— START Supplied material —

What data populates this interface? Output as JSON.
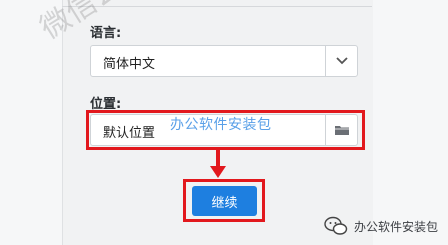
{
  "form": {
    "language_label": "语言:",
    "language_value": "简体中文",
    "location_label": "位置:",
    "location_value": "默认位置"
  },
  "overlay": {
    "text": "办公软件安装包",
    "watermark": "微信公众号"
  },
  "actions": {
    "continue_label": "继续"
  },
  "footer": {
    "brand": "办公软件安装包"
  },
  "icons": {
    "language_dropdown": "chevron-down-icon",
    "location_browse": "folder-icon",
    "arrow": "arrow-down-icon",
    "brand_logo": "wechat-logo-icon"
  },
  "colors": {
    "highlight": "#e2181d",
    "primary_button": "#1e7fe0",
    "overlay_text": "#5aa0e8"
  }
}
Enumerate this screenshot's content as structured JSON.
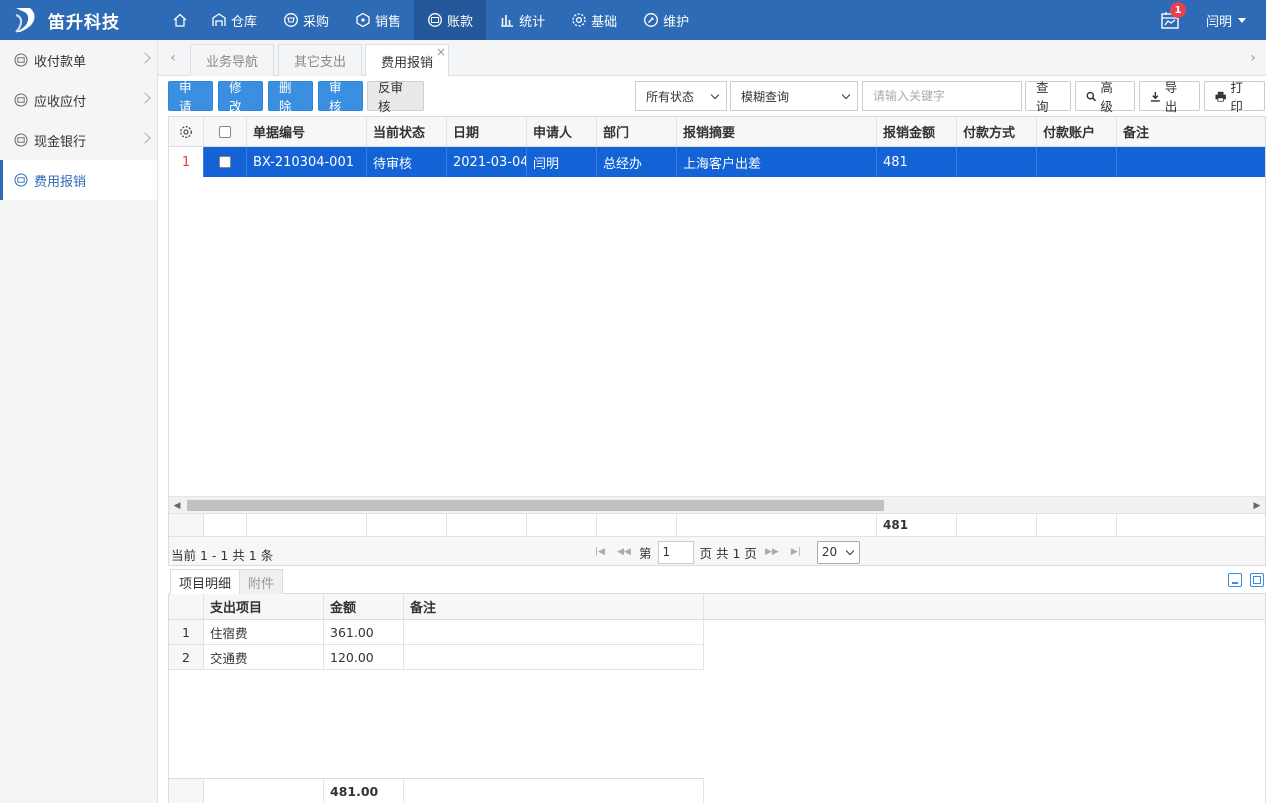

— END Supplied material —

Directions for this task =
The data above needs to be retyped exactly, with the images left out.

Written solution =
What data populates this interface? Output as JSON.
{
  "form": {
    "language_label": "语言:",
    "language_value": "简体中文",
    "location_label": "位置:",
    "location_value": "默认位置"
  },
  "overlay": {
    "text": "办公软件安装包",
    "watermark": "微信公众号"
  },
  "actions": {
    "continue_label": "继续"
  },
  "footer": {
    "brand": "办公软件安装包"
  },
  "icons": {
    "language_dropdown": "chevron-down-icon",
    "location_browse": "folder-icon",
    "arrow": "arrow-down-icon",
    "brand_logo": "wechat-logo-icon"
  },
  "colors": {
    "highlight": "#e2181d",
    "primary_button": "#1e7fe0",
    "overlay_text": "#5aa0e8"
  }
}
Enumerate this screenshot's content as structured JSON.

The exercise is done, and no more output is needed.